→ **Aim**
Filter the data below for the string "more" and copy each matching line.

→ **Stored data**
↓↓↓

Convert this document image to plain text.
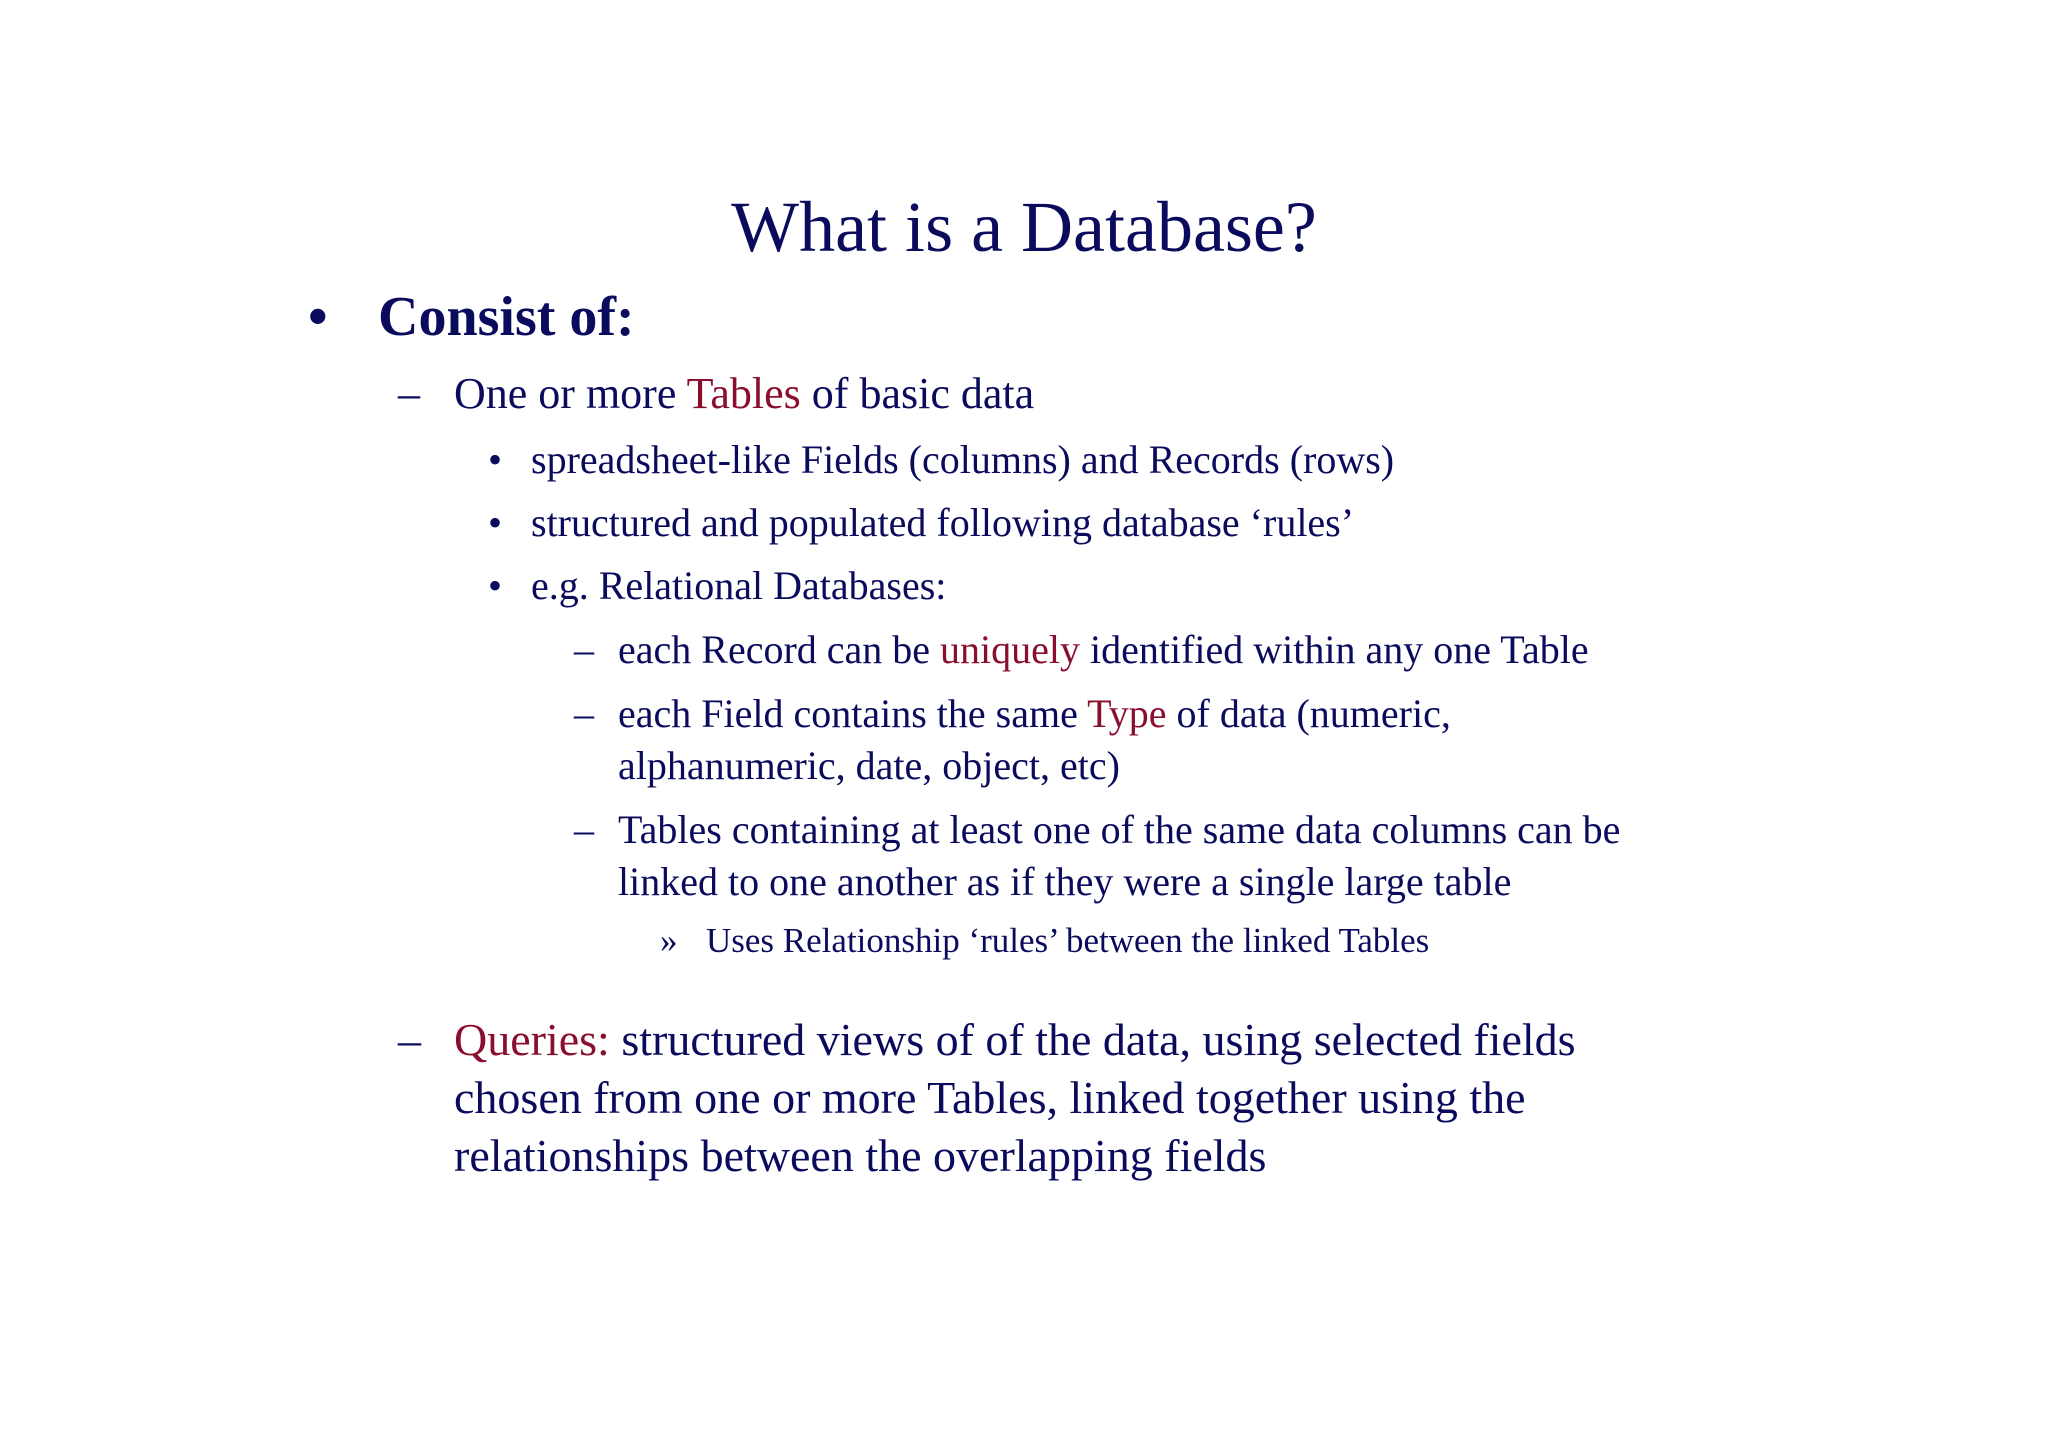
What is a Database?
• Consist of:
– One or more Tables of basic data
• spreadsheet-like Fields (columns) and Records (rows)
• structured and populated following database ‘rules’
• e.g. Relational Databases:
– each Record can be uniquely identified within any one Table
– each Field contains the same Type of data (numeric,
alphanumeric, date, object, etc)
– Tables containing at least one of the same data columns can be
linked to one another as if they were a single large table
» Uses Relationship ‘rules’ between the linked Tables
– Queries: structured views of of the data, using selected fields
chosen from one or more Tables, linked together using the
relationships between the overlapping fields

↑↑↑

→ **Complete response**
– One or more Tables of basic data
chosen from one or more Tables, linked together using the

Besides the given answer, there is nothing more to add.